Excerpted text:
Rehoboth Beach officials have proposed an ordinance that would establish a 10-foot no-build buffer around Silver Lake and Lake Gerar.
Recommended by the planning commission, the ordinance is a permanent measure to replace a 15-foot, no-build moratorium around Silver Lake that expires Friday, Feb. 15.
Mayor Sam Cooper said, “The state now says they own the lake, but they are not yet ready to take administration of it. So that leaves us in a little bit of a limbo."
In addition to an ordinance establishing the 10-foot, no-build ordinance, the city will also hold a public hearing on an ordinance to require site-plan review for any proposed structure within 25 feet of the lake’s edge.
DNREC officials say the state owns Silver Lake and the lake bed, but the department has not resolved ownership issues with lakefront property owners, some of whom claim ownership of land into the lake. Deputy Secretary David Small has said DNREC intends to conduct more research and gather public input on the issue.
A search of property records ordered by the General Assembly in 1978 established Delaware owns the lake, but DNREC did not assert authority over the lake until recent issues – such as dredging at the west end of Silver Lake, the house built at Lot 6 Silver Lane and the dock built by Rehoboth resident Frank Cooper – forced the agency to reexamine the ownership question.

Goal 1: In the Rehoboth Beach text, switch "Silver Lake" to "Silver Pond" and write out the passage from "Rehoboth Beach officials" up to and including "the lake’s edge.".
The Rehoboth Beach text and the rows after it are separate, unrelated material.

Material for this exercise:
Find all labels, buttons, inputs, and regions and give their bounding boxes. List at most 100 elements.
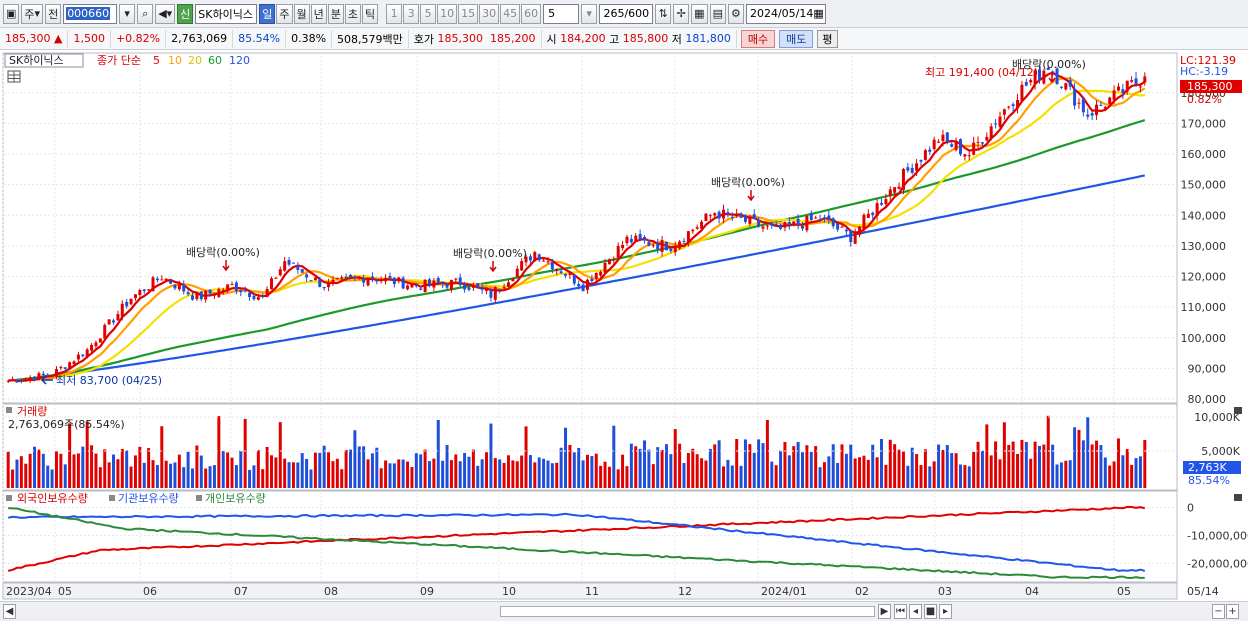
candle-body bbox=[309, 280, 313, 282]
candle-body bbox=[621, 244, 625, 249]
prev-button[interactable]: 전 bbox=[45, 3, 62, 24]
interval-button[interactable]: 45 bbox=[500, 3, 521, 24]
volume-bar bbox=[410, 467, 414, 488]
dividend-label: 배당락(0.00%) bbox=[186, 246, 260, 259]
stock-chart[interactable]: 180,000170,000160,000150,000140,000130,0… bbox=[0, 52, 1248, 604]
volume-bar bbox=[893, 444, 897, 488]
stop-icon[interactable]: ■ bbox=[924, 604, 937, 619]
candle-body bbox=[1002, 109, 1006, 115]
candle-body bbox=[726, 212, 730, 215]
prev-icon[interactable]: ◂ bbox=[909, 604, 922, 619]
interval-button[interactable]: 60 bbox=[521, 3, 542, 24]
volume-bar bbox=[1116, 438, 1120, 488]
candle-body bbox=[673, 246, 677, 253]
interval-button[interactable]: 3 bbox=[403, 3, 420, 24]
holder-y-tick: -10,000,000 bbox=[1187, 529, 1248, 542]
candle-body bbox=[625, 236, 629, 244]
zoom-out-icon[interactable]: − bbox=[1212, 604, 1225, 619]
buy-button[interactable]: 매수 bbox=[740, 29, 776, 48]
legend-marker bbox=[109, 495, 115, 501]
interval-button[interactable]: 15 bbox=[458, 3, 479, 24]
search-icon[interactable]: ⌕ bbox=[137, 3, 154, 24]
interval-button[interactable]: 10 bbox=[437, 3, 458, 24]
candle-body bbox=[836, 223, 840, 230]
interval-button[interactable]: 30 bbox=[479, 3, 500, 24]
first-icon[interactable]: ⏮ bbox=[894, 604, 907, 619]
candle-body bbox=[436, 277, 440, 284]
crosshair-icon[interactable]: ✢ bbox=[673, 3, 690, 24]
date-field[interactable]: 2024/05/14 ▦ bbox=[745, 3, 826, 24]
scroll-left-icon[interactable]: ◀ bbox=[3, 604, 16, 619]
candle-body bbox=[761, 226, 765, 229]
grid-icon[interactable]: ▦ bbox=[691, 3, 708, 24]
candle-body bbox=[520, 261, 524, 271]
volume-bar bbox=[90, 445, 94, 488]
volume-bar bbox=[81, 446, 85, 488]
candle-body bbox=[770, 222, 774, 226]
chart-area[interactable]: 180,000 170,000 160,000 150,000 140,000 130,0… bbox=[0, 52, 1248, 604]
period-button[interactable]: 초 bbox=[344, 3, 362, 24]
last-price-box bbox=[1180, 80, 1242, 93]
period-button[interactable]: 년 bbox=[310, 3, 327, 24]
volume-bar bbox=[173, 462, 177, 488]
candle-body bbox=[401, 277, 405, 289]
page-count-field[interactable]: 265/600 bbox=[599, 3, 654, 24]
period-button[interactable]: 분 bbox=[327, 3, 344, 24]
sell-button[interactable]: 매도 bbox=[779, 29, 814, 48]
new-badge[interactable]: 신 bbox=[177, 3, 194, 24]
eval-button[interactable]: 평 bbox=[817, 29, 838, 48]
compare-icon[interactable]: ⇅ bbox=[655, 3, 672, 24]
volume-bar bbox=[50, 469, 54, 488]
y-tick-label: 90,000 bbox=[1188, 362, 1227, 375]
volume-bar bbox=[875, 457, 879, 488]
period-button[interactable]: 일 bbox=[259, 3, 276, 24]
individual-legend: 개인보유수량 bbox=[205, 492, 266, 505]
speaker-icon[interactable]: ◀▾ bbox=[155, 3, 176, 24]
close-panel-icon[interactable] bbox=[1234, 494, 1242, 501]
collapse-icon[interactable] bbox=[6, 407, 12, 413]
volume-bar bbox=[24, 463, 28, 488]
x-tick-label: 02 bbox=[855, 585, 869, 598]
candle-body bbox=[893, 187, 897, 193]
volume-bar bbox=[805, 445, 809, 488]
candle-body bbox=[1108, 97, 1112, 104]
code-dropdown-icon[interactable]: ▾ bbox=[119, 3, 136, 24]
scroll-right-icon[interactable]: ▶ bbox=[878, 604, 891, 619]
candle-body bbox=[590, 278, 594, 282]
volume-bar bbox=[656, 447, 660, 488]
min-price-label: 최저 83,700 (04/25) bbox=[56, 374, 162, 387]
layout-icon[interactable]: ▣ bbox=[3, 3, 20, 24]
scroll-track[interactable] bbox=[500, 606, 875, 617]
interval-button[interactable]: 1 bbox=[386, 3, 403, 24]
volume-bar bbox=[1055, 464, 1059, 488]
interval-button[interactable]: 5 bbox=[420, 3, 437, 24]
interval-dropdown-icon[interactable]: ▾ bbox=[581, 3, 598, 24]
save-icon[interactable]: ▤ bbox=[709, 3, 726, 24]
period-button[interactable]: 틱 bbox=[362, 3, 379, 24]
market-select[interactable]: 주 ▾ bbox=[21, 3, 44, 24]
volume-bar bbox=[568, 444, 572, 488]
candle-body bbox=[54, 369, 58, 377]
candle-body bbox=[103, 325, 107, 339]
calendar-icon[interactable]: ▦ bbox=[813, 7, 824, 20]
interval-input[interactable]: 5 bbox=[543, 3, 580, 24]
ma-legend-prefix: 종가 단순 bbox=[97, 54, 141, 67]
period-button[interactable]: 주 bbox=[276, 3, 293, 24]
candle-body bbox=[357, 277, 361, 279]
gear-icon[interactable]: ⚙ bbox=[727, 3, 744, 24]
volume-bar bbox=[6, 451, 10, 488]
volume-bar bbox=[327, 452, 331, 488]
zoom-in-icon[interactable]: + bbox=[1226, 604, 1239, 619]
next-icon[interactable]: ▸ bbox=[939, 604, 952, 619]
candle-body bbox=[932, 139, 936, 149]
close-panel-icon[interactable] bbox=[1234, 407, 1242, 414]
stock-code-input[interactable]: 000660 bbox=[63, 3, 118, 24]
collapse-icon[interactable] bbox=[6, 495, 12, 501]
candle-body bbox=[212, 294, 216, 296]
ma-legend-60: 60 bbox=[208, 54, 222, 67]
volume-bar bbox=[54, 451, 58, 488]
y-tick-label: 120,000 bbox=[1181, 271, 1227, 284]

Goal 2: Please reproduce the rows above without any change, from the line with "candle-body bbox=[309, 280, 313, 282]" up to and including the line with "candle-body bbox=[401, 277, 405, 289]".

Right answer 1:
Rehoboth Beach officials have proposed an ordinance that would establish a 10-foot no-build buffer around Silver Pond and Lake Gerar.
Recommended by the planning commission, the ordinance is a permanent measure to replace a 15-foot, no-build moratorium around Silver Pond that expires Friday, Feb. 15.
Mayor Sam Cooper said, “The state now says they own the lake, but they are not yet ready to take administration of it. So that leaves us in a little bit of a limbo."
In addition to an ordinance establishing the 10-foot, no-build ordinance, the city will also hold a public hearing on an ordinance to require site-plan review for any proposed structure within 25 feet of the lake’s edge.

Right answer 2:
candle-body bbox=[309, 280, 313, 282]
candle-body bbox=[621, 244, 625, 249]
prev-button[interactable]: 전 bbox=[45, 3, 62, 24]
interval-button[interactable]: 45 bbox=[500, 3, 521, 24]
volume-bar bbox=[410, 467, 414, 488]
dividend-label: 배당락(0.00%) bbox=[186, 246, 260, 259]
stock-chart[interactable]: 180,000170,000160,000150,000140,000130,0… bbox=[0, 52, 1248, 604]
volume-bar bbox=[893, 444, 897, 488]
stop-icon[interactable]: ■ bbox=[924, 604, 937, 619]
candle-body bbox=[1002, 109, 1006, 115]
candle-body bbox=[726, 212, 730, 215]
prev-icon[interactable]: ◂ bbox=[909, 604, 922, 619]
interval-button[interactable]: 60 bbox=[521, 3, 542, 24]
volume-bar bbox=[1116, 438, 1120, 488]
candle-body bbox=[673, 246, 677, 253]
interval-button[interactable]: 3 bbox=[403, 3, 420, 24]
holder-y-tick: -10,000,000 bbox=[1187, 529, 1248, 542]
candle-body bbox=[625, 236, 629, 244]
zoom-out-icon[interactable]: − bbox=[1212, 604, 1225, 619]
buy-button[interactable]: 매수 bbox=[740, 29, 776, 48]
legend-marker bbox=[109, 495, 115, 501]
interval-button[interactable]: 15 bbox=[458, 3, 479, 24]
search-icon[interactable]: ⌕ bbox=[137, 3, 154, 24]
interval-button[interactable]: 10 bbox=[437, 3, 458, 24]
candle-body bbox=[836, 223, 840, 230]
interval-button[interactable]: 30 bbox=[479, 3, 500, 24]
first-icon[interactable]: ⏮ bbox=[894, 604, 907, 619]
candle-body bbox=[436, 277, 440, 284]
crosshair-icon[interactable]: ✢ bbox=[673, 3, 690, 24]
date-field[interactable]: 2024/05/14 ▦ bbox=[745, 3, 826, 24]
scroll-left-icon[interactable]: ◀ bbox=[3, 604, 16, 619]
candle-body bbox=[761, 226, 765, 229]
grid-icon[interactable]: ▦ bbox=[691, 3, 708, 24]
candle-body bbox=[520, 261, 524, 271]
volume-bar bbox=[90, 445, 94, 488]
volume-bar bbox=[81, 446, 85, 488]
candle-body bbox=[770, 222, 774, 226]
chart-area[interactable]: 180,000 170,000 160,000 150,000 140,000 130,0… bbox=[0, 52, 1248, 604]
period-button[interactable]: 초 bbox=[344, 3, 362, 24]
last-price-box bbox=[1180, 80, 1242, 93]
period-button[interactable]: 년 bbox=[310, 3, 327, 24]
volume-bar bbox=[173, 462, 177, 488]
candle-body bbox=[401, 277, 405, 289]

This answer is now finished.